_WHAT IS REQUIRED_
Output every line of the material exactly, omitting images.

++++ RECORDS SHOWN

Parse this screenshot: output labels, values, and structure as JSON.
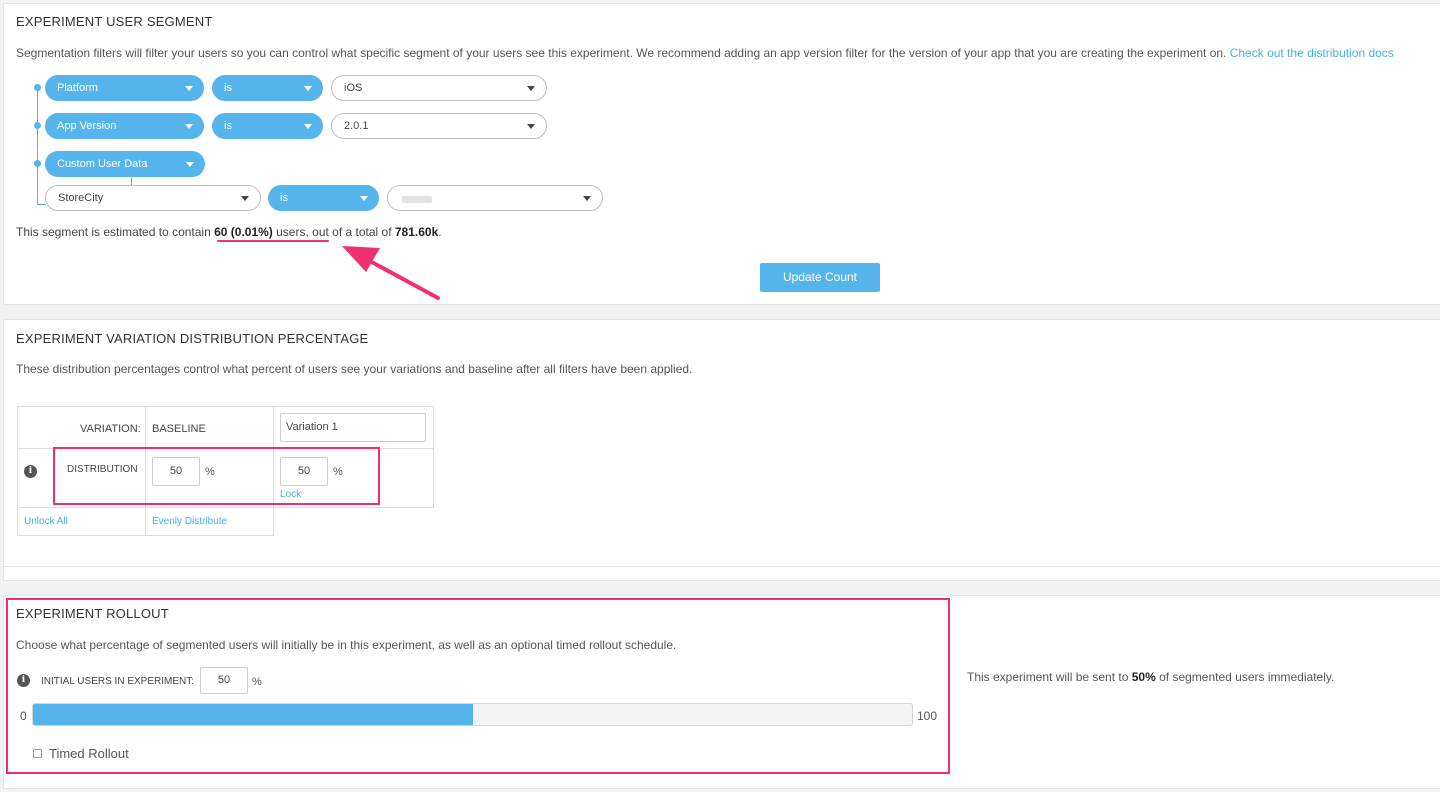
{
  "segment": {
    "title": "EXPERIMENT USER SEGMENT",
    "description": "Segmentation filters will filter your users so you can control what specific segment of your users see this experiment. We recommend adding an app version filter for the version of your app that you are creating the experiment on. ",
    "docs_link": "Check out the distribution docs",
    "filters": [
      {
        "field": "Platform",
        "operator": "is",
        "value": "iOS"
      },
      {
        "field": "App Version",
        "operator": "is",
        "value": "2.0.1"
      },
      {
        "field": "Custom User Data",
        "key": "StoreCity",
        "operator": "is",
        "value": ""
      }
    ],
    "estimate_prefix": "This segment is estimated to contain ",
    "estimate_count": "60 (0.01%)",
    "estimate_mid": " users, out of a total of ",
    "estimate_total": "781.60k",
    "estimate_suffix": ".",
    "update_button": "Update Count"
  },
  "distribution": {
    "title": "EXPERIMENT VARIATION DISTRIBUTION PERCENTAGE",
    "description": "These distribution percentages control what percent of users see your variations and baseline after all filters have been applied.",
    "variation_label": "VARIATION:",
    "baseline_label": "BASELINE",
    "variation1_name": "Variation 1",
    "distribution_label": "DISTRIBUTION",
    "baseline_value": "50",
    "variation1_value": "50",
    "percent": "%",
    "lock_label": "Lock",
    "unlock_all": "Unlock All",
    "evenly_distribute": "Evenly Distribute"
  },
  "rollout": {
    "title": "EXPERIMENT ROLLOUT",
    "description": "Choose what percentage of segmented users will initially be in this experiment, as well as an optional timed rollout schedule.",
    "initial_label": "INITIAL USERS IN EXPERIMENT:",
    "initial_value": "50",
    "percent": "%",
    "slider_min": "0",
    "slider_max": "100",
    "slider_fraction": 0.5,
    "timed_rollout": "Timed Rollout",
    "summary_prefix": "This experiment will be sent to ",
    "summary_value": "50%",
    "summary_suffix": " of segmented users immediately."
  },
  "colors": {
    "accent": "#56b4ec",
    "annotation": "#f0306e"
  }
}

++++++++

_SOLUTION TO THE PROBLEM_
Parse this screenshot: output labels, values, and structure as JSON.
{
  "segment": {
    "title": "EXPERIMENT USER SEGMENT",
    "description": "Segmentation filters will filter your users so you can control what specific segment of your users see this experiment. We recommend adding an app version filter for the version of your app that you are creating the experiment on. ",
    "docs_link": "Check out the distribution docs",
    "filters": [
      {
        "field": "Platform",
        "operator": "is",
        "value": "iOS"
      },
      {
        "field": "App Version",
        "operator": "is",
        "value": "2.0.1"
      },
      {
        "field": "Custom User Data",
        "key": "StoreCity",
        "operator": "is",
        "value": ""
      }
    ],
    "estimate_prefix": "This segment is estimated to contain ",
    "estimate_count": "60 (0.01%)",
    "estimate_mid": " users, out of a total of ",
    "estimate_total": "781.60k",
    "estimate_suffix": ".",
    "update_button": "Update Count"
  },
  "distribution": {
    "title": "EXPERIMENT VARIATION DISTRIBUTION PERCENTAGE",
    "description": "These distribution percentages control what percent of users see your variations and baseline after all filters have been applied.",
    "variation_label": "VARIATION:",
    "baseline_label": "BASELINE",
    "variation1_name": "Variation 1",
    "distribution_label": "DISTRIBUTION",
    "baseline_value": "50",
    "variation1_value": "50",
    "percent": "%",
    "lock_label": "Lock",
    "unlock_all": "Unlock All",
    "evenly_distribute": "Evenly Distribute"
  },
  "rollout": {
    "title": "EXPERIMENT ROLLOUT",
    "description": "Choose what percentage of segmented users will initially be in this experiment, as well as an optional timed rollout schedule.",
    "initial_label": "INITIAL USERS IN EXPERIMENT:",
    "initial_value": "50",
    "percent": "%",
    "slider_min": "0",
    "slider_max": "100",
    "slider_fraction": 0.5,
    "timed_rollout": "Timed Rollout",
    "summary_prefix": "This experiment will be sent to ",
    "summary_value": "50%",
    "summary_suffix": " of segmented users immediately."
  },
  "colors": {
    "accent": "#56b4ec",
    "annotation": "#f0306e"
  }
}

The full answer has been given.